◆ ABOUT THIS TASK ◆
Carry on the methods passage about the swarming motility assay, picking up right after its final sentence.

4.7. Swarming Motility Assay

Swarming motility assay was performed on semi-solid motility medium as previously reported by Tan [48] with minor modifications. Briefly, B medium supplemented with 0.8% glucose and 0.5% agar was used to assess swarming motility. DIMBOA and its derivatives (50 mg/L) were added to motility agar, with DMSO as control. Plates containing different DIMBOA and derivative concentrations were air dried for 30 min in a laminar flow hood. A double deck sterile filter paper disc (6 mm diameter) was placed in the center of each plate R. solanacearum cells at the logarithmic growth phase (OD600 = 1.0) were collected from 10-fold diluted B liquid culture and re-suspended in sterile deionized water after gentle spinning at 4000 rpm and 4 °C for 3 min. Bacterial suspensions (5 μL) were loaded on the filter paper discs and drop inoculated at the center of the swarm agar medium plates. After incubation for 24 h at 30 ± 1 °C, colony diameters were measured in three directions on each plate in triplicate. The results are expressed as the mean of three separate assays for each determination.

◆ EXTRACTED INFORMATION ◆
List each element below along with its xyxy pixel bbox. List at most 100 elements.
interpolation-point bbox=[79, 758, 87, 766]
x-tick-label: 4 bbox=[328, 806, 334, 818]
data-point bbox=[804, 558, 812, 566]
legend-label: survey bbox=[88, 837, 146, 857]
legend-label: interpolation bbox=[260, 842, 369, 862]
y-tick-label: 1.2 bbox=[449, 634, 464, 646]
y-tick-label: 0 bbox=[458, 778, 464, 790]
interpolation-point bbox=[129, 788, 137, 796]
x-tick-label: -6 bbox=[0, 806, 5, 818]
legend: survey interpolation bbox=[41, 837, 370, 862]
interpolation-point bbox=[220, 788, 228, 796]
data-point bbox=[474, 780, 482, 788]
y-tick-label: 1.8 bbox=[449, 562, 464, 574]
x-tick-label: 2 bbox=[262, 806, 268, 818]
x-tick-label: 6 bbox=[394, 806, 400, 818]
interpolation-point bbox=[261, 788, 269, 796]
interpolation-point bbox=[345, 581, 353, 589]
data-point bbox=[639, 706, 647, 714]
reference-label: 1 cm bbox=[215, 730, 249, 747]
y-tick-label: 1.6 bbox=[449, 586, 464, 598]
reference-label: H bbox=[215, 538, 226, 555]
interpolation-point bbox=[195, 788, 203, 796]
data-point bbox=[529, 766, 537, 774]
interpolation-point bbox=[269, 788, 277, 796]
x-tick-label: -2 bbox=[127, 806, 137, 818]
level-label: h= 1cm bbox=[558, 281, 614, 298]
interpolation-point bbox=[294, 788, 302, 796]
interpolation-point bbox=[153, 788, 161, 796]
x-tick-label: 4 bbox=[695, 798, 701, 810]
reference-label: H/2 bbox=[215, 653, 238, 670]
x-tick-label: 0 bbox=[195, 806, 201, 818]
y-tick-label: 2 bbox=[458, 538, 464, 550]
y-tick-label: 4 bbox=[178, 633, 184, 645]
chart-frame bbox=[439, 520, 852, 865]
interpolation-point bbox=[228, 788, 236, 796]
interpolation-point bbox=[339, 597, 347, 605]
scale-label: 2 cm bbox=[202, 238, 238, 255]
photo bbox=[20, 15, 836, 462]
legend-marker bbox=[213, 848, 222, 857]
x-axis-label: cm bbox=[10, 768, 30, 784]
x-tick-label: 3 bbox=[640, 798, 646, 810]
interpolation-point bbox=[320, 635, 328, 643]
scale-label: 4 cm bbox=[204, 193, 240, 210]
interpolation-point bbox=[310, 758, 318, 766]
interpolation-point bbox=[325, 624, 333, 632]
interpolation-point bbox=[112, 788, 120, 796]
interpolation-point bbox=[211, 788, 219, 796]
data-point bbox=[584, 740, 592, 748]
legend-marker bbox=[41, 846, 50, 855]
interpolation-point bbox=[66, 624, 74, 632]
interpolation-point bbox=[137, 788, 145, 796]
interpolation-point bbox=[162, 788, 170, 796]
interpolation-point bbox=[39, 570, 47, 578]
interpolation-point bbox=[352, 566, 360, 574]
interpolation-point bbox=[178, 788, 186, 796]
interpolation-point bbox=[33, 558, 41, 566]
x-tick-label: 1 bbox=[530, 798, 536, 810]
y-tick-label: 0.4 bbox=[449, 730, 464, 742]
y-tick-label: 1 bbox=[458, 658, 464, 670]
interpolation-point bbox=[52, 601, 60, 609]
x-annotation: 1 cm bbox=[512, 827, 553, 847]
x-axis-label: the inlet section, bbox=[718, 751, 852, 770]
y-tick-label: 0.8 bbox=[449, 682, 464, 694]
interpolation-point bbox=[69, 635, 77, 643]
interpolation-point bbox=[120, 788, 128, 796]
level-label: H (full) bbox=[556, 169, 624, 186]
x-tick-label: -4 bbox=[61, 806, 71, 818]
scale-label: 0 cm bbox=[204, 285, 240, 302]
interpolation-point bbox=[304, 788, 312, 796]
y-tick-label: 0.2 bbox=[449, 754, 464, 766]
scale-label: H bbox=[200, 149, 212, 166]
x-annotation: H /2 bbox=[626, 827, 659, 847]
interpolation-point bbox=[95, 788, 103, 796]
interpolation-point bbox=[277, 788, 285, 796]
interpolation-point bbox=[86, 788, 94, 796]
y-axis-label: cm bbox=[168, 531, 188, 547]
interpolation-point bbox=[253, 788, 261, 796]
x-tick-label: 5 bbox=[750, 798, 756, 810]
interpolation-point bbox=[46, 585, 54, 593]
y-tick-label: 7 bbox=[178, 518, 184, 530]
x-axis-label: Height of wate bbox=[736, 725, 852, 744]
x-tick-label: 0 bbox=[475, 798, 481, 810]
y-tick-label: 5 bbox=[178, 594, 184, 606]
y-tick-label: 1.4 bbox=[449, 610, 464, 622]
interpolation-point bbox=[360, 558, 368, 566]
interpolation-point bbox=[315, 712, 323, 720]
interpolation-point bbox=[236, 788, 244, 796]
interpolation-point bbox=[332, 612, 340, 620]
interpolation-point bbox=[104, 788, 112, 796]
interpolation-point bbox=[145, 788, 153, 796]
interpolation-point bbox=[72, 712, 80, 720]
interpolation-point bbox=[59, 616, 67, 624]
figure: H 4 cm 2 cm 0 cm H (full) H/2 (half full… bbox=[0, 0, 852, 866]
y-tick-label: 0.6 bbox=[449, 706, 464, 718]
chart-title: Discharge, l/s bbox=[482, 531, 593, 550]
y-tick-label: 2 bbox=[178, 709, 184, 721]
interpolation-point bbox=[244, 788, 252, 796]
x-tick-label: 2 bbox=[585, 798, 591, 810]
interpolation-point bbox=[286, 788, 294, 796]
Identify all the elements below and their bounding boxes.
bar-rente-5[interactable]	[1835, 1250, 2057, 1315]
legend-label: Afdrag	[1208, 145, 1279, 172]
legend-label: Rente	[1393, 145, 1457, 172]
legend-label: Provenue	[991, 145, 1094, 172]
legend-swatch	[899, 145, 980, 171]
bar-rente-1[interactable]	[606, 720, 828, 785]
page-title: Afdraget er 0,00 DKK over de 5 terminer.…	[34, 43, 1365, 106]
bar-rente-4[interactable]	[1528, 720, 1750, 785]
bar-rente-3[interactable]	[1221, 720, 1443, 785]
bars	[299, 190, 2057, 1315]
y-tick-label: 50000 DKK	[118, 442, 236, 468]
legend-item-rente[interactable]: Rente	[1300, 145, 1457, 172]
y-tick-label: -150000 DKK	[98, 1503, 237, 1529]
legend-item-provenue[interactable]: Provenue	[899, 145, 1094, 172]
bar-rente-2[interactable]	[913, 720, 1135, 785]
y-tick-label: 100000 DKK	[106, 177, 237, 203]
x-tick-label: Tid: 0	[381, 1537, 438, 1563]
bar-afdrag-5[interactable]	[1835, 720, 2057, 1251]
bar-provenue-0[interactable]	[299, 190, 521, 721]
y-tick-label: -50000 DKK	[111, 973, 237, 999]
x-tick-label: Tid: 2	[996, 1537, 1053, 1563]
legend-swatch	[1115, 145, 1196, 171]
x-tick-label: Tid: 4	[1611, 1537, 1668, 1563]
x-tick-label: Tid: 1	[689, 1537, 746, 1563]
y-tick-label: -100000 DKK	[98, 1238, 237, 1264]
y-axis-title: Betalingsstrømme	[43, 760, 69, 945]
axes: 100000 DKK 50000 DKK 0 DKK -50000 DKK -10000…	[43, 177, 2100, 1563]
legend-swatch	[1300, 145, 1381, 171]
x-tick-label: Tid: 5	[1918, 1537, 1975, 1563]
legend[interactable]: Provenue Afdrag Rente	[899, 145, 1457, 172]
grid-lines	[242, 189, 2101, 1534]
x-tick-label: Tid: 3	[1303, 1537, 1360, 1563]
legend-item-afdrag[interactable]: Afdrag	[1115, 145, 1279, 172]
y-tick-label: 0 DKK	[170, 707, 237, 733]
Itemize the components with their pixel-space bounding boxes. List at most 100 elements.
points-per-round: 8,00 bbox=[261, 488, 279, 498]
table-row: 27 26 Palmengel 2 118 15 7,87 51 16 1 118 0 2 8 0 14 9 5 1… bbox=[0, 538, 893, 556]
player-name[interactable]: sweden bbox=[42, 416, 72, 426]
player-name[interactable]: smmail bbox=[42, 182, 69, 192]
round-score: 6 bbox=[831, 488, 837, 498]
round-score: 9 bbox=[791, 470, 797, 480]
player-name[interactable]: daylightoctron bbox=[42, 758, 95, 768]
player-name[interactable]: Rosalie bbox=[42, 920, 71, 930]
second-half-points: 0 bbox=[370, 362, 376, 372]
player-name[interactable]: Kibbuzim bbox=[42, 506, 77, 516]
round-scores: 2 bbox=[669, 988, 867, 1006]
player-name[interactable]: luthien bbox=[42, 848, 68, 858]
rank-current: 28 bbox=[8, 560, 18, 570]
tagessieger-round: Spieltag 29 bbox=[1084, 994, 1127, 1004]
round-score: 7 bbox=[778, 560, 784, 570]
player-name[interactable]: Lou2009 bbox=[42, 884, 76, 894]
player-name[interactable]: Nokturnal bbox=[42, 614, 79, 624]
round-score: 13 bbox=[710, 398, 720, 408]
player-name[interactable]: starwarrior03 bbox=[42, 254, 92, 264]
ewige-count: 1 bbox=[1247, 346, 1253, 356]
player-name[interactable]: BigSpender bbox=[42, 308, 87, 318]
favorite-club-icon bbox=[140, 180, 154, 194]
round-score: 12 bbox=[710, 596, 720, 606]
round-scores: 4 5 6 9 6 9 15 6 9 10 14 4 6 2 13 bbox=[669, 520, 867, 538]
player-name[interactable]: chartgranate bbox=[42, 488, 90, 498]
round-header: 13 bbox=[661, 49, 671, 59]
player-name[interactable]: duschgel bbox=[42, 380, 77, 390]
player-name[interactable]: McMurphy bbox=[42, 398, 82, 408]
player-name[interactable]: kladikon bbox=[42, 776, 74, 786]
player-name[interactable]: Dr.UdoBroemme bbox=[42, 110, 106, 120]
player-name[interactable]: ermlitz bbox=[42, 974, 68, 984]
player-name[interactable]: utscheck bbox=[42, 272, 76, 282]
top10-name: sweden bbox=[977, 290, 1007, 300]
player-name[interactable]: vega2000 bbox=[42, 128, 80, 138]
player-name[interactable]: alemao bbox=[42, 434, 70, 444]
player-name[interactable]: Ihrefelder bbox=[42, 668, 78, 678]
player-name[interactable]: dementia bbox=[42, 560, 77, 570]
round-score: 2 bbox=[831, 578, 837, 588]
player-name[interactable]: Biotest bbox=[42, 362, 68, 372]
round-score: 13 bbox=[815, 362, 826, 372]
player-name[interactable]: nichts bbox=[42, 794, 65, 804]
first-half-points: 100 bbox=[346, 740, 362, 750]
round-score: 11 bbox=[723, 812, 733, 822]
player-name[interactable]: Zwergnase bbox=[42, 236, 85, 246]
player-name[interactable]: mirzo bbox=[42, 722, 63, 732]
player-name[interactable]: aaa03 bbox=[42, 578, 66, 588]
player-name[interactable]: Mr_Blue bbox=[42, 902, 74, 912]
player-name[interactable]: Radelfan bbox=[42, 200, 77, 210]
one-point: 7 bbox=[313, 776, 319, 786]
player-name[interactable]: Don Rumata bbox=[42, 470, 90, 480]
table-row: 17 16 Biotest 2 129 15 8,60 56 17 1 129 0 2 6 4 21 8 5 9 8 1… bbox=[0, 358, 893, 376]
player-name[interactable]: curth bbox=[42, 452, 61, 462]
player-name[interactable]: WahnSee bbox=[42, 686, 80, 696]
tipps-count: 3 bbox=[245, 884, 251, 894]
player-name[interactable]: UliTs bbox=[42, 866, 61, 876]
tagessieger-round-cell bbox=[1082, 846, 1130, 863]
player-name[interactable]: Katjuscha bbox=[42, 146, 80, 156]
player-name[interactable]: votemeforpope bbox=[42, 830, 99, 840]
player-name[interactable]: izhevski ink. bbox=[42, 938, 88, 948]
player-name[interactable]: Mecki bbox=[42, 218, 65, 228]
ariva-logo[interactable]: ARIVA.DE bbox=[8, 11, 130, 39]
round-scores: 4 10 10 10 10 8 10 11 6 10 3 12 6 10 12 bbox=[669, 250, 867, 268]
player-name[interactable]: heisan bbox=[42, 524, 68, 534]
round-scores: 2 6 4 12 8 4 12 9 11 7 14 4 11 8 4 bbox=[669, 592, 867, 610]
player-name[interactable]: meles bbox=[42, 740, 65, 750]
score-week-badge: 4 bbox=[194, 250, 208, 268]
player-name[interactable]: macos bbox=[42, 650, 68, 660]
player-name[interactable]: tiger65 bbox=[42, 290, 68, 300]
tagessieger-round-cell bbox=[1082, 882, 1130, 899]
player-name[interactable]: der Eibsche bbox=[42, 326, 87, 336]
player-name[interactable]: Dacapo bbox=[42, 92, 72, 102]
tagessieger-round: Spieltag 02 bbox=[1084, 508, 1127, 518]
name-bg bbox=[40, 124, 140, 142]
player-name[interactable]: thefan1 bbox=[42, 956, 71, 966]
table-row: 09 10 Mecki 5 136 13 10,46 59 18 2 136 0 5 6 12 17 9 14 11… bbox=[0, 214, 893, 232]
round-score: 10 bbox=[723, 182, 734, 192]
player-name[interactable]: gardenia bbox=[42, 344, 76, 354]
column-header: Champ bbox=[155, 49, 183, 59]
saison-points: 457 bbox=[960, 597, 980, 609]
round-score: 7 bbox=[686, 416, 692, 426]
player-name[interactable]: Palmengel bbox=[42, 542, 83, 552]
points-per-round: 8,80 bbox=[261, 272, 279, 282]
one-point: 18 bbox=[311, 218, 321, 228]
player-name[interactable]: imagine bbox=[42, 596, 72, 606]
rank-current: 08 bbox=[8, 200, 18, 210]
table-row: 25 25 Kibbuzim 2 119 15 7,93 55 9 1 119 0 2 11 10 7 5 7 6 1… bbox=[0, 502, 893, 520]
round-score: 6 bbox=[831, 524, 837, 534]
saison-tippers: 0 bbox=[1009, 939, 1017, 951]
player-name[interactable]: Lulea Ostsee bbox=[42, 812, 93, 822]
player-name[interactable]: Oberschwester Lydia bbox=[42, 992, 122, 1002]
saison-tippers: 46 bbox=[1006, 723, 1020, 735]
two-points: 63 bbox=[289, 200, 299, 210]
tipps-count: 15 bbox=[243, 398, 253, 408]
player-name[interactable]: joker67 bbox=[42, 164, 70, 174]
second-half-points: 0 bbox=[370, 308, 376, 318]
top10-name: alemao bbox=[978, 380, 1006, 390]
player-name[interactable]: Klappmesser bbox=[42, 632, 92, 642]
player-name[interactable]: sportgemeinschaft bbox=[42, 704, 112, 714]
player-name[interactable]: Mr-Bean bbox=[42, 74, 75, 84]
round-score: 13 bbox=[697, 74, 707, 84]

◆ TASK ANSWER ◆
4.8. Greenhouse Experiments

To evaluate the safety of DIMBOA and its derivatives on tobaccos, a pot experiment was carried out in a greenhouse maintained at 28 °C/30 °C (night/daytime temperatures) with 90%–95% relatively humidity. The 10-mL solution of DIMBOA and its derivatives and DMSO (0.3%) were respectively irrigated into the rhizosphere of each 4-week-old tobacco seedling, then the fresh weight was measured after 7 days. This pot experiment included six treatments, BOA at concentrations of 300 mg/L, CDHB at concentrations of 100 mg/L, MBT at concentrations of 50 mg/L, DIMBOA at concentrations of 200 mg/L, DMSO and water control group, respectively. The assays were independently repeated three times. A total of 180 plants were used for evaluation of the toxic of DIMBOA and its derivatives. Each treatment comprised 30 plants.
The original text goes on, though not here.